Collection entries
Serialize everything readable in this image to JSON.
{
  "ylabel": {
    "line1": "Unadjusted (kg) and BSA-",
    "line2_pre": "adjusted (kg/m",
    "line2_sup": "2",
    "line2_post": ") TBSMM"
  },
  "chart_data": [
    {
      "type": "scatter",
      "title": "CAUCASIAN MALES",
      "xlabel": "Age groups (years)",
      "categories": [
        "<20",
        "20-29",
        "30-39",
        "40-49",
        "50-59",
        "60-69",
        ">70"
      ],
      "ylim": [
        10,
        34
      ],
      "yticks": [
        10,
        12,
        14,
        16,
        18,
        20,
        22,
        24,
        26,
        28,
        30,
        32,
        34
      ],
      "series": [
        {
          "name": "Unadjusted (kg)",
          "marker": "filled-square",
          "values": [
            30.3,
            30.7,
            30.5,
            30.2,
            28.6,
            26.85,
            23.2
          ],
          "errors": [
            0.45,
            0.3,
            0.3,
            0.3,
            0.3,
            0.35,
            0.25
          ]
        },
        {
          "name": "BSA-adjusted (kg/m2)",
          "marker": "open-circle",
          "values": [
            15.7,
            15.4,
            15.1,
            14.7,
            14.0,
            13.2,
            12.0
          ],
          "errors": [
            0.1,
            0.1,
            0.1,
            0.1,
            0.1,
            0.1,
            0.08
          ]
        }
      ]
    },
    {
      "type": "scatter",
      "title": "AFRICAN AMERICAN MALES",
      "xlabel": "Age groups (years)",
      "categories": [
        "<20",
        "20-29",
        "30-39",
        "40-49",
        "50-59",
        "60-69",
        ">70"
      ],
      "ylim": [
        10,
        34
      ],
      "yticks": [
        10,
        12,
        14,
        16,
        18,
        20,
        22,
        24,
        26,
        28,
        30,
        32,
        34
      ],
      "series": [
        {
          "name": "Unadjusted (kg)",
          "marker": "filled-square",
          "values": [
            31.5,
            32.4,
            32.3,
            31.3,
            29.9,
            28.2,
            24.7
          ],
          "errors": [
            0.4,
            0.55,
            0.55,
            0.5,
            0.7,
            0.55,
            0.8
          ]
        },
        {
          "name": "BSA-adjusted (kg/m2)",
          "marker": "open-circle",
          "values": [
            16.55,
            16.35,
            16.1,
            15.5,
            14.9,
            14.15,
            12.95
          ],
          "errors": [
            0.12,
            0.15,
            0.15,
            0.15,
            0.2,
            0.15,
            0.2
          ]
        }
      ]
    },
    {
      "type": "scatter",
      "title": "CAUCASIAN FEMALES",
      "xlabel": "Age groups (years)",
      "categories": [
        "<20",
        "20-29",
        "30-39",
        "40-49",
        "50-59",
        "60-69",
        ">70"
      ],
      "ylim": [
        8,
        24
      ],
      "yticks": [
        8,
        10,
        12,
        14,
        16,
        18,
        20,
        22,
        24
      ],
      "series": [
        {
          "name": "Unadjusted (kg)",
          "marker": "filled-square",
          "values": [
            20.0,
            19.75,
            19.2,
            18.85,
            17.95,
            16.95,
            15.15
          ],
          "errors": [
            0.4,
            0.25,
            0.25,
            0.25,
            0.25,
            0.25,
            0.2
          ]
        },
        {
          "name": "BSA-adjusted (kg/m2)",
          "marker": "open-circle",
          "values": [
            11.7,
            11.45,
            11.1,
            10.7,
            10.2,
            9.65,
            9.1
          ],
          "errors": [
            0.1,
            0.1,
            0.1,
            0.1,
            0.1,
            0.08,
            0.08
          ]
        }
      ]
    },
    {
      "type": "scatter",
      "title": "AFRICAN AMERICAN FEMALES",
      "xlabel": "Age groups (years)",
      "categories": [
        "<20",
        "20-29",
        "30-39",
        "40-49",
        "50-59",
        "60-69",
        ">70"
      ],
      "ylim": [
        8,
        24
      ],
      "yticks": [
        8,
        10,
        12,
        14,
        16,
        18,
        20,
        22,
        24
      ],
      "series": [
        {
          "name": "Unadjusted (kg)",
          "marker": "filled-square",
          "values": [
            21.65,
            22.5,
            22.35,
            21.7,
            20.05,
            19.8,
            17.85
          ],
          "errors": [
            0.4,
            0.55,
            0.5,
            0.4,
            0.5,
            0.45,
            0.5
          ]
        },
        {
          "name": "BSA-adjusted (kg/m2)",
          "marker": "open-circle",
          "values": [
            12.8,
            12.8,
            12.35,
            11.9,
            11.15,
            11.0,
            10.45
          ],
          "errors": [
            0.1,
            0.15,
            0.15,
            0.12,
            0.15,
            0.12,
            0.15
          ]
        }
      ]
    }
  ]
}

**Exercise goal**
From the material above, copy each line that includes the word "AMERICAN".

**Exercise solution**
      "title": "AFRICAN AMERICAN MALES",
      "title": "AFRICAN AMERICAN FEMALES",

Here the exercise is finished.